WORK INSTRUCTIONS: Look for "Parse this chart: output" in the listing below, then copy exactly the line it appears in and all lines after it to the end, and nothing more.

==========

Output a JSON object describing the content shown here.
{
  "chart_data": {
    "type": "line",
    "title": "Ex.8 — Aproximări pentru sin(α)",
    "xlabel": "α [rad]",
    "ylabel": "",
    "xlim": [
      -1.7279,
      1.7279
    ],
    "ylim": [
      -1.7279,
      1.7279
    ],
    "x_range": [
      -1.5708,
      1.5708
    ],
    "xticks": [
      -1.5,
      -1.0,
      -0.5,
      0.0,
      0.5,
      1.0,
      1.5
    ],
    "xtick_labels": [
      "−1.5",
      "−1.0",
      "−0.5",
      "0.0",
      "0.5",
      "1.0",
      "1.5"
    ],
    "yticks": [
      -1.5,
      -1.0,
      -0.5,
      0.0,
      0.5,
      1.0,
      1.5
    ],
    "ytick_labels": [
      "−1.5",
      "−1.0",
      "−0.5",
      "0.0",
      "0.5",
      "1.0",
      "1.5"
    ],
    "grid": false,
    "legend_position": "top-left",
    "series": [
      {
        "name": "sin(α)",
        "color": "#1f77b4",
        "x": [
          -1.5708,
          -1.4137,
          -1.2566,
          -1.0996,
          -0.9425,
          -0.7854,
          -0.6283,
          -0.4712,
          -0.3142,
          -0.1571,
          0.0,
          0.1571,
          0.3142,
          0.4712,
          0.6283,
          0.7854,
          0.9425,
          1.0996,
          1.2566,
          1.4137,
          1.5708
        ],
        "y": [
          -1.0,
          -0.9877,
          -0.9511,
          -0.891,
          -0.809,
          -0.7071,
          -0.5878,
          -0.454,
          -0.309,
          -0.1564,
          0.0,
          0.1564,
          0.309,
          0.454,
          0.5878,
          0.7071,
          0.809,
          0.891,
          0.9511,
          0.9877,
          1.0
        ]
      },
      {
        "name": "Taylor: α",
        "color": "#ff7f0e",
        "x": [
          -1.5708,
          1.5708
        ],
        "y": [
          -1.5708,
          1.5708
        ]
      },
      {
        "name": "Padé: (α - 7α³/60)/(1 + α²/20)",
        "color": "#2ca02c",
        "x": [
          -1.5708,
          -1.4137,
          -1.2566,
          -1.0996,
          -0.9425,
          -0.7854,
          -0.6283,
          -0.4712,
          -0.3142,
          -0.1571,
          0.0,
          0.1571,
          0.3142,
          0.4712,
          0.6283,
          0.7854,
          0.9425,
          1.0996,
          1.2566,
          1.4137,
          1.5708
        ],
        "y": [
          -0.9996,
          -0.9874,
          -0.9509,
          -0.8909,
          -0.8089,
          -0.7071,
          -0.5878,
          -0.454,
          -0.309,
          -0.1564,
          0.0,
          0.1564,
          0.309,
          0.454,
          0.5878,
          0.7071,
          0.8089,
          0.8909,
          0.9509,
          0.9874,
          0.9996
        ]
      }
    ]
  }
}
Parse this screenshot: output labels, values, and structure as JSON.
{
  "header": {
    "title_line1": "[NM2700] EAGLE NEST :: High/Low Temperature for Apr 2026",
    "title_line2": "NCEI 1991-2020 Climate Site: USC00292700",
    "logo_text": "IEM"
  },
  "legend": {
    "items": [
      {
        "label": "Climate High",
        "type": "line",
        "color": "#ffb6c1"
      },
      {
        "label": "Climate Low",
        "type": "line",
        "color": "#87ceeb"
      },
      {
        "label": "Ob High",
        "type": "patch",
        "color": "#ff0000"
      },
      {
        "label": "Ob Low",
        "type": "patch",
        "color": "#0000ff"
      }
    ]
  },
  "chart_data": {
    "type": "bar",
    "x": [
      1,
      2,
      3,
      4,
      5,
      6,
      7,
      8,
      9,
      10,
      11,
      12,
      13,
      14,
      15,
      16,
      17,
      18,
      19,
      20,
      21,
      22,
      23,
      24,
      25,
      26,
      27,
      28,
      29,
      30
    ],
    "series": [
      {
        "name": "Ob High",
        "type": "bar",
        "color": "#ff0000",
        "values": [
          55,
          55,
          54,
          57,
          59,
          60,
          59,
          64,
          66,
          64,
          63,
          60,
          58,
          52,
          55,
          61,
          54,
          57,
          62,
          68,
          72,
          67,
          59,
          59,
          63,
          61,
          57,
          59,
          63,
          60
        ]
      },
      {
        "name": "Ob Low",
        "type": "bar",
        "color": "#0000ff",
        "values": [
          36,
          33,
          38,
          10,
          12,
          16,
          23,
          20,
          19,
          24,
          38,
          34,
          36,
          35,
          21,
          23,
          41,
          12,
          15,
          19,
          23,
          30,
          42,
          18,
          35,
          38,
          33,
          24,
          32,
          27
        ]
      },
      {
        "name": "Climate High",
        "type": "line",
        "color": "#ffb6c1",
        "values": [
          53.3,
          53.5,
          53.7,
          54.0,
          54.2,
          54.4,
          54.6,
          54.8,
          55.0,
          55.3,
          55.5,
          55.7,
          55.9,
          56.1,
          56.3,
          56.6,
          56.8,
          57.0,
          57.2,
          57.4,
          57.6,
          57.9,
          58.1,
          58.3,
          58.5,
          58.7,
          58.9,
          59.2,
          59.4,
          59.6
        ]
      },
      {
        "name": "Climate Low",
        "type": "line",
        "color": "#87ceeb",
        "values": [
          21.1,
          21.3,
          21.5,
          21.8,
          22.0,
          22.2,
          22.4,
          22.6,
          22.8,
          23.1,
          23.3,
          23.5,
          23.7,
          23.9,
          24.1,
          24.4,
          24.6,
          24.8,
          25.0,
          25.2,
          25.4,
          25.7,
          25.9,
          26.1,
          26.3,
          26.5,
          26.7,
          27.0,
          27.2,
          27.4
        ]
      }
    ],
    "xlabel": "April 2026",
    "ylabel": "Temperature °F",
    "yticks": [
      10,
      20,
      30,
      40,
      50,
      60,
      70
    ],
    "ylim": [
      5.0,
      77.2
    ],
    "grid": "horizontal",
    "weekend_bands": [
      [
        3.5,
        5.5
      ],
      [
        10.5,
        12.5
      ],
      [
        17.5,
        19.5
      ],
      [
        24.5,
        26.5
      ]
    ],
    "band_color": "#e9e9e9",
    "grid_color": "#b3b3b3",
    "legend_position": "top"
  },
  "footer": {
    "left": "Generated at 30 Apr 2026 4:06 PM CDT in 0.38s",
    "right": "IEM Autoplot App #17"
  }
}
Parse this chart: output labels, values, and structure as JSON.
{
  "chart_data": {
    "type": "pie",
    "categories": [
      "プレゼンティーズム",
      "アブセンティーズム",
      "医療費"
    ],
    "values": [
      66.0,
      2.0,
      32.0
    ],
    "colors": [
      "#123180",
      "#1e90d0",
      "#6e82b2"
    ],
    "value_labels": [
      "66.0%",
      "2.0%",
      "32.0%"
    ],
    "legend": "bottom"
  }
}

==========

EXERCISE SOLUTION:
Parse this chart: output labels, values, and structure as JSON.
{
  "chart_data": {
    "type": "pie",
    "categories": [
      "プレゼンティーズム",
      "アブセンティーズム",
      "医療費"
    ],
    "values": [
      66.0,
      2.0,
      32.0
    ],
    "colors": [
      "#123180",
      "#1e90d0",
      "#6e82b2"
    ],
    "value_labels": [
      "66.0%",
      "2.0%",
      "32.0%"
    ],
    "legend": "bottom"
  }
}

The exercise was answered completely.